Task statement ▸ Below you will find a set of lines. Repeat them all exactly.

Records supplied ▸
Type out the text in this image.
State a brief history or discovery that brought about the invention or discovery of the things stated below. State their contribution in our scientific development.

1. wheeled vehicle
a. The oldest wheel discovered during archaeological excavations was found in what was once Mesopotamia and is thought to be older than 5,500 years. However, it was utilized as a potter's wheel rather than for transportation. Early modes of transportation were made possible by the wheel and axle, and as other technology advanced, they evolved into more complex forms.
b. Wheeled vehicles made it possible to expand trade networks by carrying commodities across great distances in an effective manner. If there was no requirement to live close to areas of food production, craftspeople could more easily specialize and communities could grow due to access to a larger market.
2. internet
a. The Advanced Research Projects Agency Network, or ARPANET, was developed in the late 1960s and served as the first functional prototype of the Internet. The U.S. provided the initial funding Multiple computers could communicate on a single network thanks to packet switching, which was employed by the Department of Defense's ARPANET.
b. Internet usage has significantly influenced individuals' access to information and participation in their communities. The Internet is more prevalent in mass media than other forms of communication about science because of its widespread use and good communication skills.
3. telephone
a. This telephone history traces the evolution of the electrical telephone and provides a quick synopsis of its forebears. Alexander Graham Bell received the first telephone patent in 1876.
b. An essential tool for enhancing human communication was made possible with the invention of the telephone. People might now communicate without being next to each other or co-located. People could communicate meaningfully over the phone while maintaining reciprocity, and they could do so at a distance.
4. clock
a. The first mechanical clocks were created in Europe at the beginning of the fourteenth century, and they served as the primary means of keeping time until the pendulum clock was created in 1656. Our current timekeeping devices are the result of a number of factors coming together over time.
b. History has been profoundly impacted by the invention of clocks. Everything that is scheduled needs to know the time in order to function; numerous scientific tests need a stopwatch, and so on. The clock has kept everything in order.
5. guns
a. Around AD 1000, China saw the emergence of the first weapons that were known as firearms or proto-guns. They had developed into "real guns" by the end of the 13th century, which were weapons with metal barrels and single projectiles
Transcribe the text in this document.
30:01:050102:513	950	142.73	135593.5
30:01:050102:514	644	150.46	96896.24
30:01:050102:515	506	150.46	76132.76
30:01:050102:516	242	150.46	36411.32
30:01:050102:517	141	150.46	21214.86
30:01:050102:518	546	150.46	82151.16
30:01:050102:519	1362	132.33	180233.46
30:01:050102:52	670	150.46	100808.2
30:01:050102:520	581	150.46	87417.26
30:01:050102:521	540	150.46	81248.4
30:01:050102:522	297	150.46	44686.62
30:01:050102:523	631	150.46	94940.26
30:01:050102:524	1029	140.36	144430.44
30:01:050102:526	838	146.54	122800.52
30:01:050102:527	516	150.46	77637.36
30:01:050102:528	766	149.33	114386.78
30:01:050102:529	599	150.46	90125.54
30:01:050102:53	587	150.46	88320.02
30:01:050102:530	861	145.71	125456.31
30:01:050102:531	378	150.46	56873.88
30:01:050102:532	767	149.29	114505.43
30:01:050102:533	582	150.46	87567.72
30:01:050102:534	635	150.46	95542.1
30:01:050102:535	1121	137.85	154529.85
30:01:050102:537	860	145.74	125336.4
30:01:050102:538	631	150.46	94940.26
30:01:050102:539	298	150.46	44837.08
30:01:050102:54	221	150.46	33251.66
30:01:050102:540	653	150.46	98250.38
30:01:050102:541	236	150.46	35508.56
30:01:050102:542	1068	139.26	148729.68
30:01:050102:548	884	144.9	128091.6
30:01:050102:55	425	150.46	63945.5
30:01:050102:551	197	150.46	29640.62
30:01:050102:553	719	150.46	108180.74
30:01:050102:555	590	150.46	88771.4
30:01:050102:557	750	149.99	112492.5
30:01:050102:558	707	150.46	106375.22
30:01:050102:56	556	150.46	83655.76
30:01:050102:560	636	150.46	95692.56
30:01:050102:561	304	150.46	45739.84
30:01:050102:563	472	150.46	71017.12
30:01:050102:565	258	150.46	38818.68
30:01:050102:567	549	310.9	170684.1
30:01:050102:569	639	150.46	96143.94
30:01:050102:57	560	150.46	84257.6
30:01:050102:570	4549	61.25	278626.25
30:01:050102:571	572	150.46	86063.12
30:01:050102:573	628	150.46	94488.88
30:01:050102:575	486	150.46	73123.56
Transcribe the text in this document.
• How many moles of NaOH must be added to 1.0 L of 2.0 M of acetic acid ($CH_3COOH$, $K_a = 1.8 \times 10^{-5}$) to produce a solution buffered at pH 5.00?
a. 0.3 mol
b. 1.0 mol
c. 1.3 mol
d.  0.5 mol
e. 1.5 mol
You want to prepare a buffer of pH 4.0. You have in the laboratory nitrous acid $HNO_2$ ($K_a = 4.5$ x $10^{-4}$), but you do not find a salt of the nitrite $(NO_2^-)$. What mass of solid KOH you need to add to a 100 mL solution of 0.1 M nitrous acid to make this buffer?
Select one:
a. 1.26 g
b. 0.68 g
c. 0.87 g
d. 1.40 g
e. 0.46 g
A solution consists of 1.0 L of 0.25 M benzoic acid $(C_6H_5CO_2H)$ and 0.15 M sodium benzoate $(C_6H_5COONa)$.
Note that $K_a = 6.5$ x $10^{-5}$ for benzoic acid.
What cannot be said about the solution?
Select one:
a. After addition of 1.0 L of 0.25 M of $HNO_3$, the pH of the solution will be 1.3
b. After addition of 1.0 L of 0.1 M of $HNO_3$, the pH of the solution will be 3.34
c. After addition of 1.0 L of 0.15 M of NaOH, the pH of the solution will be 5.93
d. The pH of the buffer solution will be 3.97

Task answer ▸
Type out the text in this image.
State a brief history or discovery that brought about the invention or discovery of the things stated below. State their contribution in our scientific development.

1. wheeled vehicle
a. The oldest wheel discovered during archaeological excavations was found in what was once Mesopotamia and is thought to be older than 5,500 years. However, it was utilized as a potter's wheel rather than for transportation. Early modes of transportation were made possible by the wheel and axle, and as other technology advanced, they evolved into more complex forms.
b. Wheeled vehicles made it possible to expand trade networks by carrying commodities across great distances in an effective manner. If there was no requirement to live close to areas of food production, craftspeople could more easily specialize and communities could grow due to access to a larger market.
2. internet
a. The Advanced Research Projects Agency Network, or ARPANET, was developed in the late 1960s and served as the first functional prototype of the Internet. The U.S. provided the initial funding Multiple computers could communicate on a single network thanks to packet switching, which was employed by the Department of Defense's ARPANET.
b. Internet usage has significantly influenced individuals' access to information and participation in their communities. The Internet is more prevalent in mass media than other forms of communication about science because of its widespread use and good communication skills.
3. telephone
a. This telephone history traces the evolution of the electrical telephone and provides a quick synopsis of its forebears. Alexander Graham Bell received the first telephone patent in 1876.
b. An essential tool for enhancing human communication was made possible with the invention of the telephone. People might now communicate without being next to each other or co-located. People could communicate meaningfully over the phone while maintaining reciprocity, and they could do so at a distance.
4. clock
a. The first mechanical clocks were created in Europe at the beginning of the fourteenth century, and they served as the primary means of keeping time until the pendulum clock was created in 1656. Our current timekeeping devices are the result of a number of factors coming together over time.
b. History has been profoundly impacted by the invention of clocks. Everything that is scheduled needs to know the time in order to function; numerous scientific tests need a stopwatch, and so on. The clock has kept everything in order.
5. guns
a. Around AD 1000, China saw the emergence of the first weapons that were known as firearms or proto-guns. They had developed into "real guns" by the end of the 13th century, which were weapons with metal barrels and single projectiles
Transcribe the text in this document.
30:01:050102:513	950	142.73	135593.5
30:01:050102:514	644	150.46	96896.24
30:01:050102:515	506	150.46	76132.76
30:01:050102:516	242	150.46	36411.32
30:01:050102:517	141	150.46	21214.86
30:01:050102:518	546	150.46	82151.16
30:01:050102:519	1362	132.33	180233.46
30:01:050102:52	670	150.46	100808.2
30:01:050102:520	581	150.46	87417.26
30:01:050102:521	540	150.46	81248.4
30:01:050102:522	297	150.46	44686.62
30:01:050102:523	631	150.46	94940.26
30:01:050102:524	1029	140.36	144430.44
30:01:050102:526	838	146.54	122800.52
30:01:050102:527	516	150.46	77637.36
30:01:050102:528	766	149.33	114386.78
30:01:050102:529	599	150.46	90125.54
30:01:050102:53	587	150.46	88320.02
30:01:050102:530	861	145.71	125456.31
30:01:050102:531	378	150.46	56873.88
30:01:050102:532	767	149.29	114505.43
30:01:050102:533	582	150.46	87567.72
30:01:050102:534	635	150.46	95542.1
30:01:050102:535	1121	137.85	154529.85
30:01:050102:537	860	145.74	125336.4
30:01:050102:538	631	150.46	94940.26
30:01:050102:539	298	150.46	44837.08
30:01:050102:54	221	150.46	33251.66
30:01:050102:540	653	150.46	98250.38
30:01:050102:541	236	150.46	35508.56
30:01:050102:542	1068	139.26	148729.68
30:01:050102:548	884	144.9	128091.6
30:01:050102:55	425	150.46	63945.5
30:01:050102:551	197	150.46	29640.62
30:01:050102:553	719	150.46	108180.74
30:01:050102:555	590	150.46	88771.4
30:01:050102:557	750	149.99	112492.5
30:01:050102:558	707	150.46	106375.22
30:01:050102:56	556	150.46	83655.76
30:01:050102:560	636	150.46	95692.56
30:01:050102:561	304	150.46	45739.84
30:01:050102:563	472	150.46	71017.12
30:01:050102:565	258	150.46	38818.68
30:01:050102:567	549	310.9	170684.1
30:01:050102:569	639	150.46	96143.94
30:01:050102:57	560	150.46	84257.6
30:01:050102:570	4549	61.25	278626.25
30:01:050102:571	572	150.46	86063.12
30:01:050102:573	628	150.46	94488.88
30:01:050102:575	486	150.46	73123.56
Transcribe the text in this document.
• How many moles of NaOH must be added to 1.0 L of 2.0 M of acetic acid ($CH_3COOH$, $K_a = 1.8 \times 10^{-5}$) to produce a solution buffered at pH 5.00?
a. 0.3 mol
b. 1.0 mol
c. 1.3 mol
d.  0.5 mol
e. 1.5 mol
You want to prepare a buffer of pH 4.0. You have in the laboratory nitrous acid $HNO_2$ ($K_a = 4.5$ x $10^{-4}$), but you do not find a salt of the nitrite $(NO_2^-)$. What mass of solid KOH you need to add to a 100 mL solution of 0.1 M nitrous acid to make this buffer?
Select one:
a. 1.26 g
b. 0.68 g
c. 0.87 g
d. 1.40 g
e. 0.46 g
A solution consists of 1.0 L of 0.25 M benzoic acid $(C_6H_5CO_2H)$ and 0.15 M sodium benzoate $(C_6H_5COONa)$.
Note that $K_a = 6.5$ x $10^{-5}$ for benzoic acid.
What cannot be said about the solution?
Select one:
a. After addition of 1.0 L of 0.25 M of $HNO_3$, the pH of the solution will be 1.3
b. After addition of 1.0 L of 0.1 M of $HNO_3$, the pH of the solution will be 3.34
c. After addition of 1.0 L of 0.15 M of NaOH, the pH of the solution will be 5.93
d. The pH of the buffer solution will be 3.97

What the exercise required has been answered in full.